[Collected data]
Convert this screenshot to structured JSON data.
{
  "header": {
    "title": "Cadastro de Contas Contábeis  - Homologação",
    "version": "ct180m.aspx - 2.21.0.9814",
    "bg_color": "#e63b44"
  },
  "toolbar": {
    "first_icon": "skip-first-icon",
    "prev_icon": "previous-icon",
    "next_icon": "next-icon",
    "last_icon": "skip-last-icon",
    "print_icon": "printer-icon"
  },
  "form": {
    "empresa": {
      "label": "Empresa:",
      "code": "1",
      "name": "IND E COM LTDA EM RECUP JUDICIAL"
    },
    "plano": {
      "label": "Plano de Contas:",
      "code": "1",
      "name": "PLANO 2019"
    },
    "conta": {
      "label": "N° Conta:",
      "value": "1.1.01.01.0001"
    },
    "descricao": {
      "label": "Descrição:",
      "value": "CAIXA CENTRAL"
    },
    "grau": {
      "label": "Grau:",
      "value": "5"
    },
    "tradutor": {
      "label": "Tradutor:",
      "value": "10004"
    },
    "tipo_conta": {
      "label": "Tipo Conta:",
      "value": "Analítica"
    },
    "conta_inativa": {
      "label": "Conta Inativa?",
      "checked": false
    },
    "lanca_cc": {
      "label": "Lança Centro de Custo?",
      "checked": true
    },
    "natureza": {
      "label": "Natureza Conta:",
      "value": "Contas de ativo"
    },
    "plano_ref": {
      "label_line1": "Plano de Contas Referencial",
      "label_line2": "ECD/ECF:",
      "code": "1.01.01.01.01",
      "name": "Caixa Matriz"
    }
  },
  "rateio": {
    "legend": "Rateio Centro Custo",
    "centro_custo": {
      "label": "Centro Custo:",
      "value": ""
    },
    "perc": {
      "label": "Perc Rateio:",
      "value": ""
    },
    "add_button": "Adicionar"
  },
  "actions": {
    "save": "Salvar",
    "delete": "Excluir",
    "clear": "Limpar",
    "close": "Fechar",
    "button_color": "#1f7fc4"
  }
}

**Instructions for the task**
Copy every line verbatim.

**The result**
Convert this screenshot to structured JSON data.
{
  "header": {
    "title": "Cadastro de Contas Contábeis  - Homologação",
    "version": "ct180m.aspx - 2.21.0.9814",
    "bg_color": "#e63b44"
  },
  "toolbar": {
    "first_icon": "skip-first-icon",
    "prev_icon": "previous-icon",
    "next_icon": "next-icon",
    "last_icon": "skip-last-icon",
    "print_icon": "printer-icon"
  },
  "form": {
    "empresa": {
      "label": "Empresa:",
      "code": "1",
      "name": "IND E COM LTDA EM RECUP JUDICIAL"
    },
    "plano": {
      "label": "Plano de Contas:",
      "code": "1",
      "name": "PLANO 2019"
    },
    "conta": {
      "label": "N° Conta:",
      "value": "1.1.01.01.0001"
    },
    "descricao": {
      "label": "Descrição:",
      "value": "CAIXA CENTRAL"
    },
    "grau": {
      "label": "Grau:",
      "value": "5"
    },
    "tradutor": {
      "label": "Tradutor:",
      "value": "10004"
    },
    "tipo_conta": {
      "label": "Tipo Conta:",
      "value": "Analítica"
    },
    "conta_inativa": {
      "label": "Conta Inativa?",
      "checked": false
    },
    "lanca_cc": {
      "label": "Lança Centro de Custo?",
      "checked": true
    },
    "natureza": {
      "label": "Natureza Conta:",
      "value": "Contas de ativo"
    },
    "plano_ref": {
      "label_line1": "Plano de Contas Referencial",
      "label_line2": "ECD/ECF:",
      "code": "1.01.01.01.01",
      "name": "Caixa Matriz"
    }
  },
  "rateio": {
    "legend": "Rateio Centro Custo",
    "centro_custo": {
      "label": "Centro Custo:",
      "value": ""
    },
    "perc": {
      "label": "Perc Rateio:",
      "value": ""
    },
    "add_button": "Adicionar"
  },
  "actions": {
    "save": "Salvar",
    "delete": "Excluir",
    "clear": "Limpar",
    "close": "Fechar",
    "button_color": "#1f7fc4"
  }
}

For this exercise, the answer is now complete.